▶ [WHAT THE TASK REQUIRES] For each line in the data below that holds "this", return a copy.

▶ [LISTED RECORDS]
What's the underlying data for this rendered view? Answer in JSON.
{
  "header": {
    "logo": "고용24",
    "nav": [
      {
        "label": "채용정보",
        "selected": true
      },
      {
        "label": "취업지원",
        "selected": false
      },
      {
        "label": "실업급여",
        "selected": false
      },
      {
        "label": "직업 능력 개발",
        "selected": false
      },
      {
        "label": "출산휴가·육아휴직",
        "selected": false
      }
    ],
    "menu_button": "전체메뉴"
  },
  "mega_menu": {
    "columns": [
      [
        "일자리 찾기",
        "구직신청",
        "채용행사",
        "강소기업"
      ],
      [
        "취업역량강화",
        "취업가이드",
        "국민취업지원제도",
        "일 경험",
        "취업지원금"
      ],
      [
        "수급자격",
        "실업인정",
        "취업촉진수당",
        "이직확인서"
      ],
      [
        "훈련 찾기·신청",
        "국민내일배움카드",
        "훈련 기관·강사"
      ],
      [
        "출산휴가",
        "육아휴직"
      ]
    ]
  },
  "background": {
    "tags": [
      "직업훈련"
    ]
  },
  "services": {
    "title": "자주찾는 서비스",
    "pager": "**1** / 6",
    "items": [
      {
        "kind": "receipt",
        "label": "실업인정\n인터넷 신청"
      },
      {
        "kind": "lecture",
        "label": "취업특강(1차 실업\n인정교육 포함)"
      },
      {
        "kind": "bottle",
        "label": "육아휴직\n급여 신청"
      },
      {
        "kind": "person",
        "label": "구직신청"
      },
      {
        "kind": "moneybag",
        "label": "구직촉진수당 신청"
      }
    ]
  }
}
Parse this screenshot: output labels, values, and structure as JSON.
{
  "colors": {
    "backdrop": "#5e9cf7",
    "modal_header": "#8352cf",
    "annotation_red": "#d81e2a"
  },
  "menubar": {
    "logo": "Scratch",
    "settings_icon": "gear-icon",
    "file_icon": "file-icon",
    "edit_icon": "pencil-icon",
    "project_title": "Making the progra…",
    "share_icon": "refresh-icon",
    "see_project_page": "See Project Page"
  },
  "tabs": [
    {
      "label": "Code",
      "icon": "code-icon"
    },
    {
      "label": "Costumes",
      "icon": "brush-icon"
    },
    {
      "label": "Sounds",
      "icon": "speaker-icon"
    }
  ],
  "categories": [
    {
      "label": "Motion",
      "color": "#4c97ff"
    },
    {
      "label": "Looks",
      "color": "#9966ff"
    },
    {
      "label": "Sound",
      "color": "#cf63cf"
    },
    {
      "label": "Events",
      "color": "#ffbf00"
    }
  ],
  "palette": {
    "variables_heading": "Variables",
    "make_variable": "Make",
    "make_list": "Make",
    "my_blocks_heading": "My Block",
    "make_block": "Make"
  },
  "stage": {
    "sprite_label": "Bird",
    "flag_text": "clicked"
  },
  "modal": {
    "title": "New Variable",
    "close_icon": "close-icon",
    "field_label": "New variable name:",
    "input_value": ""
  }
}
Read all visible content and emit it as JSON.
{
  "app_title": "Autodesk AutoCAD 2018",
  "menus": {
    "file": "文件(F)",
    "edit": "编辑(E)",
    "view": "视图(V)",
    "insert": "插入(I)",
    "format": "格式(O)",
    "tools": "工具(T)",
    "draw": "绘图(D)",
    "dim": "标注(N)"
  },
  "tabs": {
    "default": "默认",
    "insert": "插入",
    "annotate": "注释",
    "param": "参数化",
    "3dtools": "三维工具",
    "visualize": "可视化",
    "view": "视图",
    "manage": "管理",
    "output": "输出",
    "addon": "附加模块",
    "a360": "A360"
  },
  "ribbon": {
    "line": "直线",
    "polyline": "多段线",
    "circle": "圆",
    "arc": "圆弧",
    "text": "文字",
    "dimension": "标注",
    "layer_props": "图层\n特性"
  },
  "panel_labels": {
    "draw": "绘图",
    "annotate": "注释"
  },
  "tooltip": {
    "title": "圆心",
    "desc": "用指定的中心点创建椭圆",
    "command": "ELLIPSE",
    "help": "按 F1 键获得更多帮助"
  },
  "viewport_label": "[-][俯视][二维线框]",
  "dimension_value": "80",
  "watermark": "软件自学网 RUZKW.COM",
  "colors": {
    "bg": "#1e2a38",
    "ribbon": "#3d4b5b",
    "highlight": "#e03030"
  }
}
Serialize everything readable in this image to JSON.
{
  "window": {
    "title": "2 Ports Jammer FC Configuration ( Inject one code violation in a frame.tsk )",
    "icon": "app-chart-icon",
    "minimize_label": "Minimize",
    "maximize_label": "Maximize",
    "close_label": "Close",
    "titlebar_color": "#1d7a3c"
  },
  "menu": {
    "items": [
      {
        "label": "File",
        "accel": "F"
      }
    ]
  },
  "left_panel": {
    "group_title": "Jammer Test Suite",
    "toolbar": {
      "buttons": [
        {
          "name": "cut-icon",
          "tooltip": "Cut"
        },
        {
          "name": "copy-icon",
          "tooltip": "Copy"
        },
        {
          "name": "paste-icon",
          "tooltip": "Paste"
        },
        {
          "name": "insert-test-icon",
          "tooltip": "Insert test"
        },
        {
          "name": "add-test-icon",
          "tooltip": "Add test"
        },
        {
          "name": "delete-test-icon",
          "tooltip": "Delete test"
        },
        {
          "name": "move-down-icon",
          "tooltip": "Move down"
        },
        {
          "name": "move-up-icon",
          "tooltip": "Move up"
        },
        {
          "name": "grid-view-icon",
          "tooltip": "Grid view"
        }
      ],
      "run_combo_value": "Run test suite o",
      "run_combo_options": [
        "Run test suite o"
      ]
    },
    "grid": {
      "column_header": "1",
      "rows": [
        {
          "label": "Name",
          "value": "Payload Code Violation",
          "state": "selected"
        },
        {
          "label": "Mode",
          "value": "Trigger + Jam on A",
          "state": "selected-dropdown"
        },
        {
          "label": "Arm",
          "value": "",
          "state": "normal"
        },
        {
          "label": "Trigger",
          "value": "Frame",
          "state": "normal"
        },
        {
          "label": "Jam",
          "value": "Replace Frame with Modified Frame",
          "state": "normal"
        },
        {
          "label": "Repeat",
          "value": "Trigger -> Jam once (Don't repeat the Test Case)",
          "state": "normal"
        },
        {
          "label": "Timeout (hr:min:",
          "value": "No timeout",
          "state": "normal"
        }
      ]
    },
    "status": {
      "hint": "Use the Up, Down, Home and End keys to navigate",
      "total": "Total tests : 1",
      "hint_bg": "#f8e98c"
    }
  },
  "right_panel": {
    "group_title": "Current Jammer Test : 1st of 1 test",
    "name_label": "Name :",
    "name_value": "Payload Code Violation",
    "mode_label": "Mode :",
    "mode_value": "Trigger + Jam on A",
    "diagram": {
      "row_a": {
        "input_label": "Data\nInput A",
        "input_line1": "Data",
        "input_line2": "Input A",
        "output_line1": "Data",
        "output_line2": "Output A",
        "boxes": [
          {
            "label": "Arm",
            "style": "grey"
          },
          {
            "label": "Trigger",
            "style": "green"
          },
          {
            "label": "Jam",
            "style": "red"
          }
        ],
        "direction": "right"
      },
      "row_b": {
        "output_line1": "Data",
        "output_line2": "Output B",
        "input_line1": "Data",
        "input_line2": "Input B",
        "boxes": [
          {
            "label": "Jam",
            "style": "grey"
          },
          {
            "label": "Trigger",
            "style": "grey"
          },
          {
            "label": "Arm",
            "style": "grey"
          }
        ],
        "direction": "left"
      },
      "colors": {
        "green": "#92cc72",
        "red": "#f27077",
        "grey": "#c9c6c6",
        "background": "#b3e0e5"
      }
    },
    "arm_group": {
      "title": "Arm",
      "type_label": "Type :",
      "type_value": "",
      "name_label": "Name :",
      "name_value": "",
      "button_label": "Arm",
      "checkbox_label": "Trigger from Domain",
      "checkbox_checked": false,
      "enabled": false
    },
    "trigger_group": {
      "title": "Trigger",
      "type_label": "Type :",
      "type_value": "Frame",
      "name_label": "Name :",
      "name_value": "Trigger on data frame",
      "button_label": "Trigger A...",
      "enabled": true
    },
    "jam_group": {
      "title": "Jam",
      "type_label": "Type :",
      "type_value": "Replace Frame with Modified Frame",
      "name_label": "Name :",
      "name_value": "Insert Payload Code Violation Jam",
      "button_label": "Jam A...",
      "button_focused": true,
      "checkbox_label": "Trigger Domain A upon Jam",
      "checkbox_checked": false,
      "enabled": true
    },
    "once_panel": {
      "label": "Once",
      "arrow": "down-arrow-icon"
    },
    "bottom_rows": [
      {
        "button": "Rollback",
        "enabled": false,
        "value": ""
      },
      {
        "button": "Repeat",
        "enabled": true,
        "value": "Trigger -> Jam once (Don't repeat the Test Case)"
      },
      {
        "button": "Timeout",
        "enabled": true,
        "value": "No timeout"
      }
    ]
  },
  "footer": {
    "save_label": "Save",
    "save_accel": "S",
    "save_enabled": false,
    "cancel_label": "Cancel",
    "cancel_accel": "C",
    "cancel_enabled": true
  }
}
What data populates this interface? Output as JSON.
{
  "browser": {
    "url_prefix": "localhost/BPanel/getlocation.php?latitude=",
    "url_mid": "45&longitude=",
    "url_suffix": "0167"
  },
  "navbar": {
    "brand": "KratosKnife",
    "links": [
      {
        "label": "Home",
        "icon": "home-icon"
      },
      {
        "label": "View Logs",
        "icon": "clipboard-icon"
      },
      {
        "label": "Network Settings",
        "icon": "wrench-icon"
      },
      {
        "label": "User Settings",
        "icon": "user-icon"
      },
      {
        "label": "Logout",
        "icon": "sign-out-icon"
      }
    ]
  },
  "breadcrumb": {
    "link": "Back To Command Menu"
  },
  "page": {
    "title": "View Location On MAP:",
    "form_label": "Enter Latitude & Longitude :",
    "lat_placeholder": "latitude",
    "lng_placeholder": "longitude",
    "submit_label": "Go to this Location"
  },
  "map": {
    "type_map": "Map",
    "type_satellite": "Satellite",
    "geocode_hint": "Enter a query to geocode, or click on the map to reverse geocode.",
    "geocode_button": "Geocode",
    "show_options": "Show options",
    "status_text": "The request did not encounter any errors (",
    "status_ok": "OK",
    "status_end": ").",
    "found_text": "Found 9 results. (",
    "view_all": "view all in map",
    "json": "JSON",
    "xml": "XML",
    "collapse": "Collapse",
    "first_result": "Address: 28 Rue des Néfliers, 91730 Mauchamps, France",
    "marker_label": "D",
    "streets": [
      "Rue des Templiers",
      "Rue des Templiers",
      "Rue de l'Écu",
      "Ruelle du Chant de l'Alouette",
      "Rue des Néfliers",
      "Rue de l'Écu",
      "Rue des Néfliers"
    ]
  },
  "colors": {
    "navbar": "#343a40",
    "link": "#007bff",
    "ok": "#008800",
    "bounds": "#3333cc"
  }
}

▶ [COMPLETE OUTPUT]
What's the underlying data for this rendered view? Answer in JSON.
Parse this screenshot: output labels, values, and structure as JSON.
Serialize everything readable in this image to JSON.
What data populates this interface? Output as JSON.
    "submit_label": "Go to this Location"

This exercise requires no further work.